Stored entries
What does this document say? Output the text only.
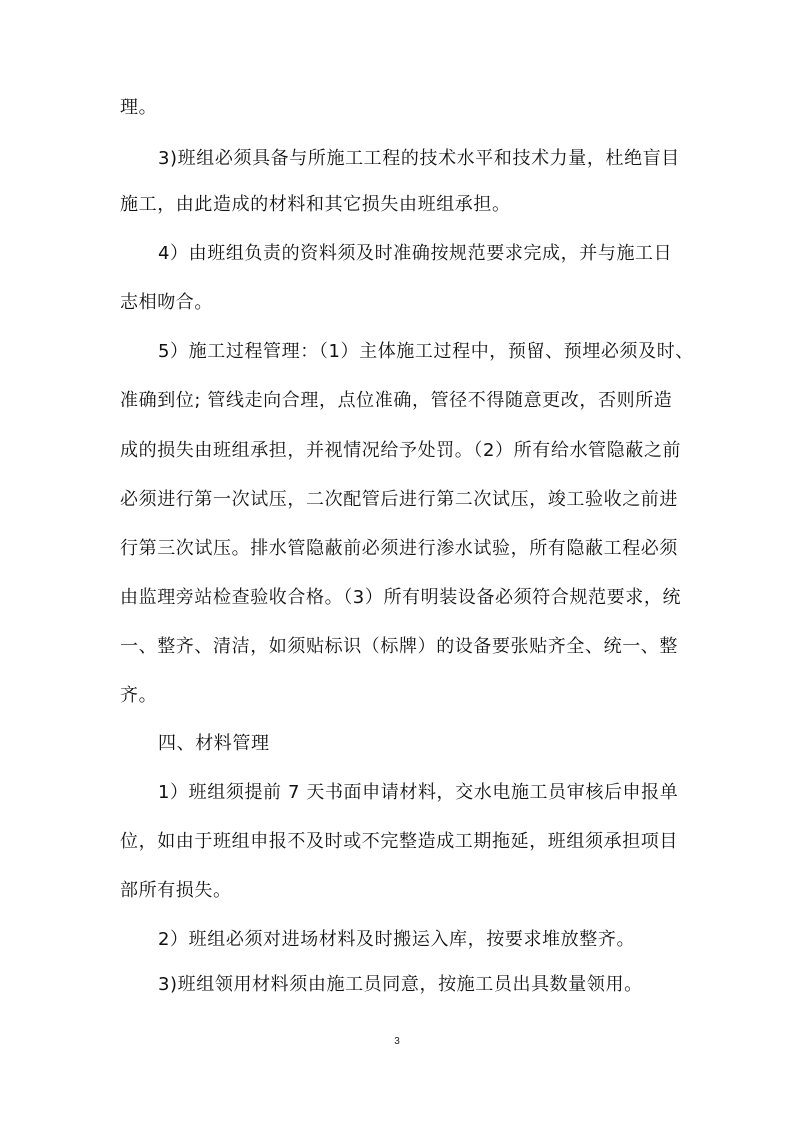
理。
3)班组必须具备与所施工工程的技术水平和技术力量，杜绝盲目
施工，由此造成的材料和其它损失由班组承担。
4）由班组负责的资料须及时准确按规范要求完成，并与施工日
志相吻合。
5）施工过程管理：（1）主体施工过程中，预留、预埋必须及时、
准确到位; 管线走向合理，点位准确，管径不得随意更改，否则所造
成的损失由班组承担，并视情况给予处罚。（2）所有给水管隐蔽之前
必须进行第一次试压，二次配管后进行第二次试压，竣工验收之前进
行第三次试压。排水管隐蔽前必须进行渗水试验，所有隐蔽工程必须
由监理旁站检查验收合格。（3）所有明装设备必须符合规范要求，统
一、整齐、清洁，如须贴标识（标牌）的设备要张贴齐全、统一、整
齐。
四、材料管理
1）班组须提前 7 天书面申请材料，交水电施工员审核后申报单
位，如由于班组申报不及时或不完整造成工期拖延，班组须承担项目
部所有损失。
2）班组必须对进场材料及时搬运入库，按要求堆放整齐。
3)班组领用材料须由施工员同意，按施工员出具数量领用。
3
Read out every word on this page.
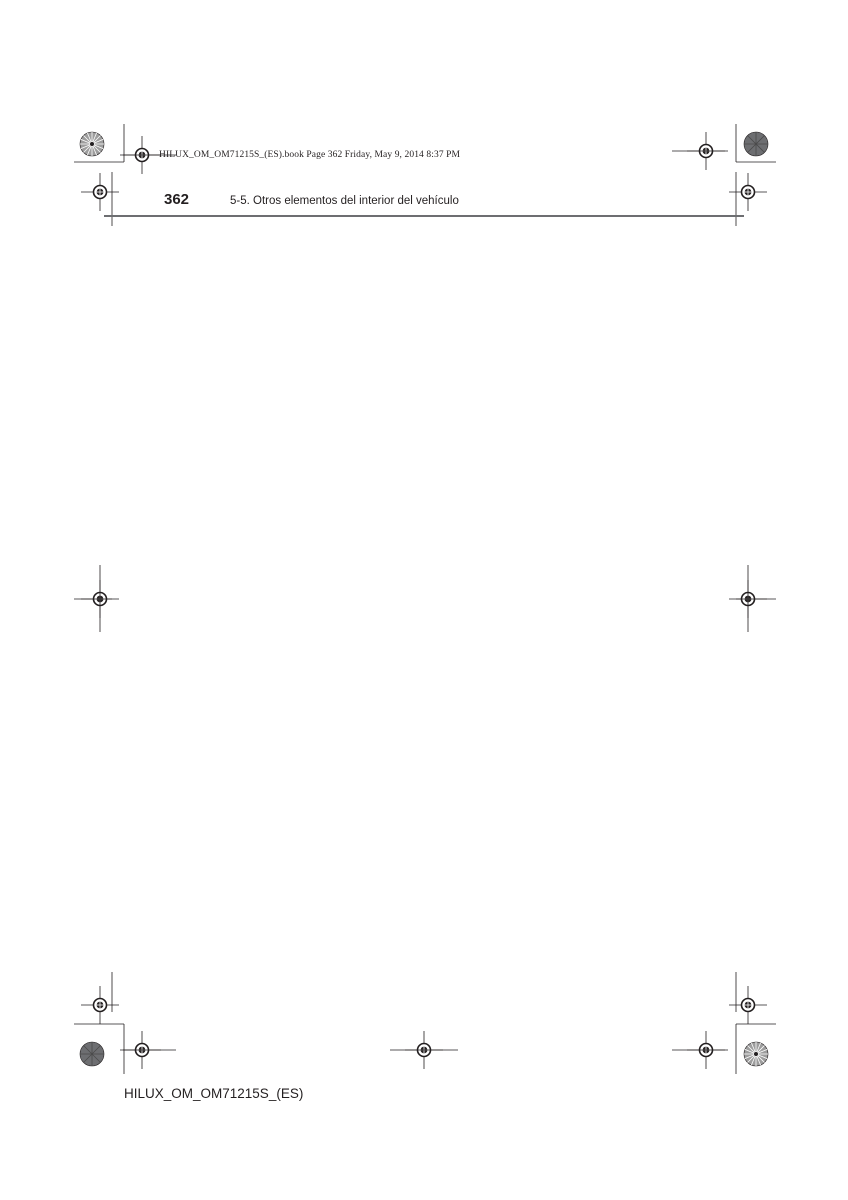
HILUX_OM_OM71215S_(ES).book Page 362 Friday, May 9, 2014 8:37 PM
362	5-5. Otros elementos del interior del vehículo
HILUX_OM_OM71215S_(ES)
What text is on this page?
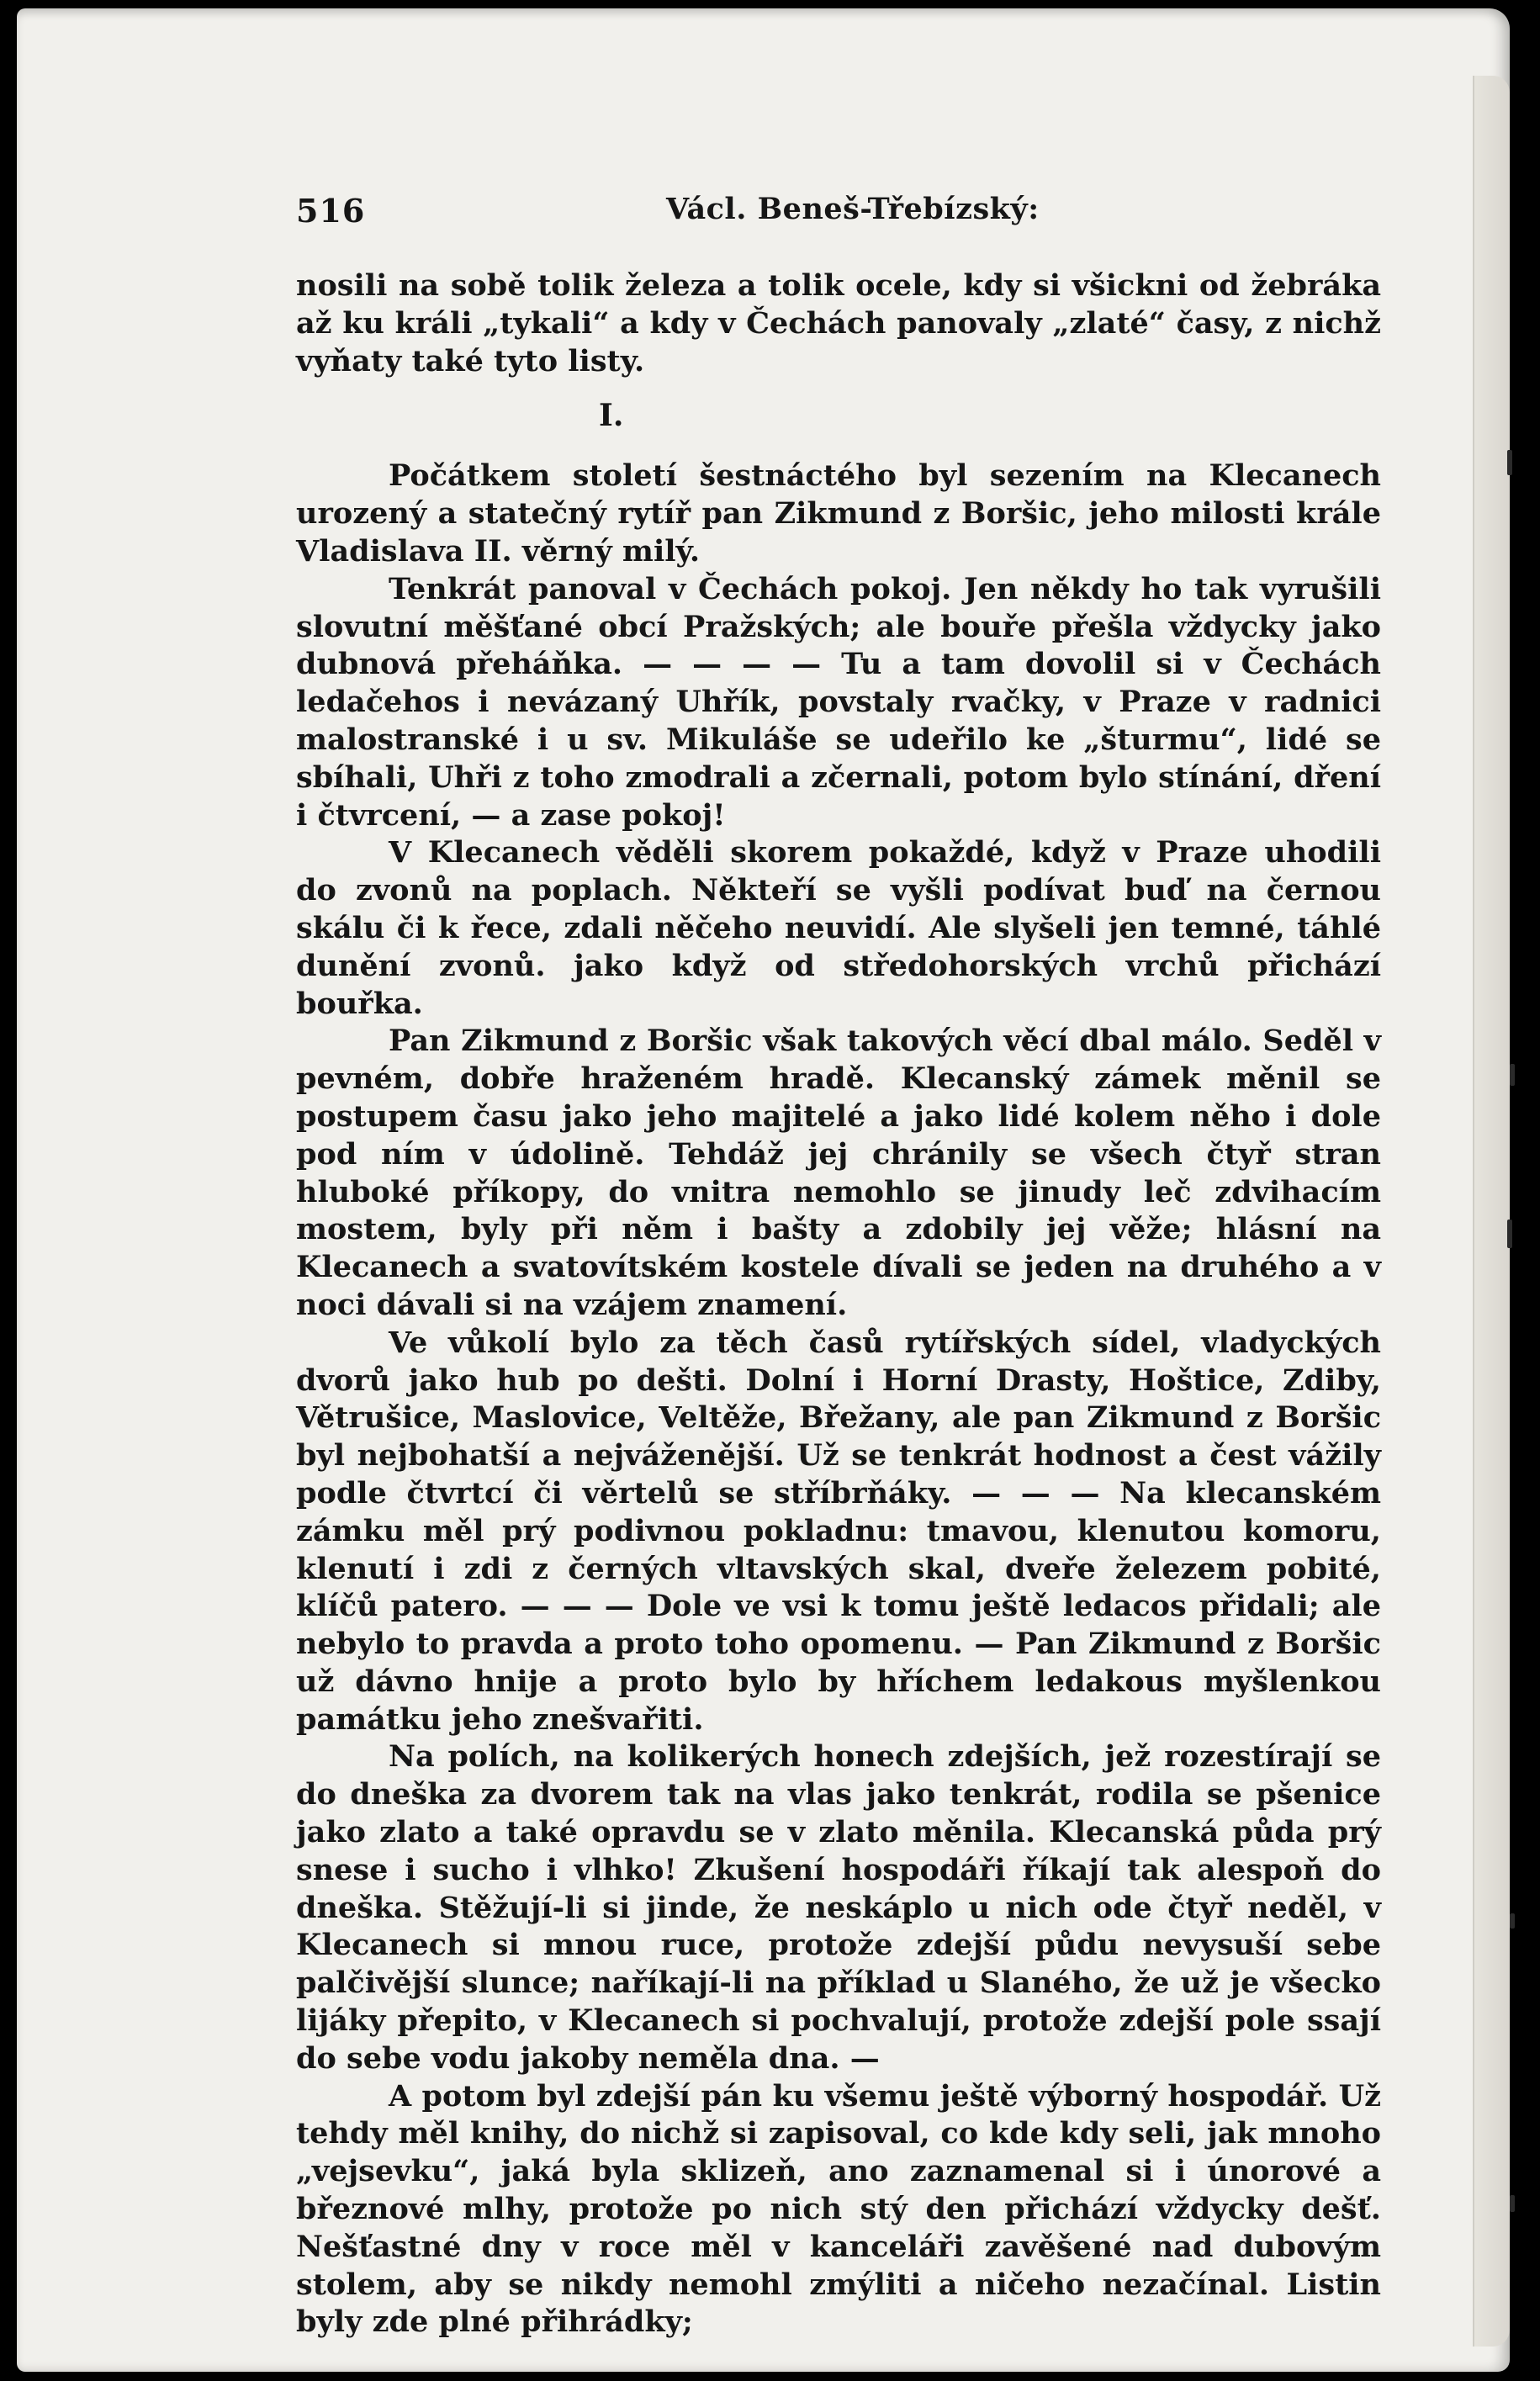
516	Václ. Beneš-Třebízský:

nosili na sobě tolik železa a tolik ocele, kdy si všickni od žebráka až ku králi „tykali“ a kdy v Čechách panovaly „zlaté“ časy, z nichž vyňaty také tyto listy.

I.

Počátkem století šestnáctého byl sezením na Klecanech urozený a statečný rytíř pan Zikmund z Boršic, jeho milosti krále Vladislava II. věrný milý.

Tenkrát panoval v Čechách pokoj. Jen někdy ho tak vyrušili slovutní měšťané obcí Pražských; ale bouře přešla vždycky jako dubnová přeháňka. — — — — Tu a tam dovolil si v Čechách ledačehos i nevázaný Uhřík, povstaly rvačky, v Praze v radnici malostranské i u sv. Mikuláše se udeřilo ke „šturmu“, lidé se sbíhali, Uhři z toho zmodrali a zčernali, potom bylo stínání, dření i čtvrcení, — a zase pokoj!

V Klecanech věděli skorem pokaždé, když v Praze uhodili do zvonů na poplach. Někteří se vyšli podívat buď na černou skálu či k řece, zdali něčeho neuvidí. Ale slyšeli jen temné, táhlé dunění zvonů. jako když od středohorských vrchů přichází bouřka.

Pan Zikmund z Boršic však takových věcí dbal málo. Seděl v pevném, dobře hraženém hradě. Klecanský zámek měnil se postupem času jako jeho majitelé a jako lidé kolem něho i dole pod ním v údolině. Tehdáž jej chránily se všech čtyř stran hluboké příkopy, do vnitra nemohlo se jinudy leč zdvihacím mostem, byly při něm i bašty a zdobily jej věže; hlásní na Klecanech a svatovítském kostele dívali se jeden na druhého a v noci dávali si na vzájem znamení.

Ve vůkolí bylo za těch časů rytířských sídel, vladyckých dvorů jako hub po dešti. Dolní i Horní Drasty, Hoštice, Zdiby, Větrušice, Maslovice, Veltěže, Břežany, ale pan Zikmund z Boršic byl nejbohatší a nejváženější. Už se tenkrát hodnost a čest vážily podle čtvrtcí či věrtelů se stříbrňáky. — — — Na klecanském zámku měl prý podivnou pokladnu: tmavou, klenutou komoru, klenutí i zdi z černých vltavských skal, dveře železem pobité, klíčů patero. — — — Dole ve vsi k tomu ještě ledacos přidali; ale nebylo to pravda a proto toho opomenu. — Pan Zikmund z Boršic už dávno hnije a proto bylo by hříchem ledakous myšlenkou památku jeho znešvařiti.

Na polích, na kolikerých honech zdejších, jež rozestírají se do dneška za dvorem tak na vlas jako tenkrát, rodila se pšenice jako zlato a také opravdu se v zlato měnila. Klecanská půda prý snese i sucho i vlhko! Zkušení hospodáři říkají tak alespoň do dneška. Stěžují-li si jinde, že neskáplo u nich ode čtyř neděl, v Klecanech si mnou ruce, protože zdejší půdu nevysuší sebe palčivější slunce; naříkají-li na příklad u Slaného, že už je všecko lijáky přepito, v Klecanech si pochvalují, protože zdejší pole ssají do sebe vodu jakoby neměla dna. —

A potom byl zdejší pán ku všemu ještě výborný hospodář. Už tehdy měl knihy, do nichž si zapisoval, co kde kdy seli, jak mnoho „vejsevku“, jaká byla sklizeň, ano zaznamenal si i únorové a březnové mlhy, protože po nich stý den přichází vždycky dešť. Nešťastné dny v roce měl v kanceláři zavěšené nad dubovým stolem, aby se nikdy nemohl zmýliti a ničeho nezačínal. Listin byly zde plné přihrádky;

-- Task description --
Omit the pictures and output all of the other material exactly.

-- Answer to this problem --
What does this document say? Output the text only.
理。
3)班组必须具备与所施工工程的技术水平和技术力量，杜绝盲目
施工，由此造成的材料和其它损失由班组承担。
4）由班组负责的资料须及时准确按规范要求完成，并与施工日
志相吻合。
5）施工过程管理：（1）主体施工过程中，预留、预埋必须及时、
准确到位; 管线走向合理，点位准确，管径不得随意更改，否则所造
成的损失由班组承担，并视情况给予处罚。（2）所有给水管隐蔽之前
必须进行第一次试压，二次配管后进行第二次试压，竣工验收之前进
行第三次试压。排水管隐蔽前必须进行渗水试验，所有隐蔽工程必须
由监理旁站检查验收合格。（3）所有明装设备必须符合规范要求，统
一、整齐、清洁，如须贴标识（标牌）的设备要张贴齐全、统一、整
齐。
四、材料管理
1）班组须提前 7 天书面申请材料，交水电施工员审核后申报单
位，如由于班组申报不及时或不完整造成工期拖延，班组须承担项目
部所有损失。
2）班组必须对进场材料及时搬运入库，按要求堆放整齐。
3)班组领用材料须由施工员同意，按施工员出具数量领用。
3
Read out every word on this page.
HILUX_OM_OM71215S_(ES).book Page 362 Friday, May 9, 2014 8:37 PM
362	5-5. Otros elementos del interior del vehículo
HILUX_OM_OM71215S_(ES)
What text is on this page?
516	Václ. Beneš-Třebízský:

nosili na sobě tolik železa a tolik ocele, kdy si všickni od žebráka až ku králi „tykali“ a kdy v Čechách panovaly „zlaté“ časy, z nichž vyňaty také tyto listy.

I.

Počátkem století šestnáctého byl sezením na Klecanech urozený a statečný rytíř pan Zikmund z Boršic, jeho milosti krále Vladislava II. věrný milý.

Tenkrát panoval v Čechách pokoj. Jen někdy ho tak vyrušili slovutní měšťané obcí Pražských; ale bouře přešla vždycky jako dubnová přeháňka. — — — — Tu a tam dovolil si v Čechách ledačehos i nevázaný Uhřík, povstaly rvačky, v Praze v radnici malostranské i u sv. Mikuláše se udeřilo ke „šturmu“, lidé se sbíhali, Uhři z toho zmodrali a zčernali, potom bylo stínání, dření i čtvrcení, — a zase pokoj!

V Klecanech věděli skorem pokaždé, když v Praze uhodili do zvonů na poplach. Někteří se vyšli podívat buď na černou skálu či k řece, zdali něčeho neuvidí. Ale slyšeli jen temné, táhlé dunění zvonů. jako když od středohorských vrchů přichází bouřka.

Pan Zikmund z Boršic však takových věcí dbal málo. Seděl v pevném, dobře hraženém hradě. Klecanský zámek měnil se postupem času jako jeho majitelé a jako lidé kolem něho i dole pod ním v údolině. Tehdáž jej chránily se všech čtyř stran hluboké příkopy, do vnitra nemohlo se jinudy leč zdvihacím mostem, byly při něm i bašty a zdobily jej věže; hlásní na Klecanech a svatovítském kostele dívali se jeden na druhého a v noci dávali si na vzájem znamení.

Ve vůkolí bylo za těch časů rytířských sídel, vladyckých dvorů jako hub po dešti. Dolní i Horní Drasty, Hoštice, Zdiby, Větrušice, Maslovice, Veltěže, Břežany, ale pan Zikmund z Boršic byl nejbohatší a nejváženější. Už se tenkrát hodnost a čest vážily podle čtvrtcí či věrtelů se stříbrňáky. — — — Na klecanském zámku měl prý podivnou pokladnu: tmavou, klenutou komoru, klenutí i zdi z černých vltavských skal, dveře železem pobité, klíčů patero. — — — Dole ve vsi k tomu ještě ledacos přidali; ale nebylo to pravda a proto toho opomenu. — Pan Zikmund z Boršic už dávno hnije a proto bylo by hříchem ledakous myšlenkou památku jeho znešvařiti.

Na polích, na kolikerých honech zdejších, jež rozestírají se do dneška za dvorem tak na vlas jako tenkrát, rodila se pšenice jako zlato a také opravdu se v zlato měnila. Klecanská půda prý snese i sucho i vlhko! Zkušení hospodáři říkají tak alespoň do dneška. Stěžují-li si jinde, že neskáplo u nich ode čtyř neděl, v Klecanech si mnou ruce, protože zdejší půdu nevysuší sebe palčivější slunce; naříkají-li na příklad u Slaného, že už je všecko lijáky přepito, v Klecanech si pochvalují, protože zdejší pole ssají do sebe vodu jakoby neměla dna. —

A potom byl zdejší pán ku všemu ještě výborný hospodář. Už tehdy měl knihy, do nichž si zapisoval, co kde kdy seli, jak mnoho „vejsevku“, jaká byla sklizeň, ano zaznamenal si i únorové a březnové mlhy, protože po nich stý den přichází vždycky dešť. Nešťastné dny v roce měl v kanceláři zavěšené nad dubovým stolem, aby se nikdy nemohl zmýliti a ničeho nezačínal. Listin byly zde plné přihrádky;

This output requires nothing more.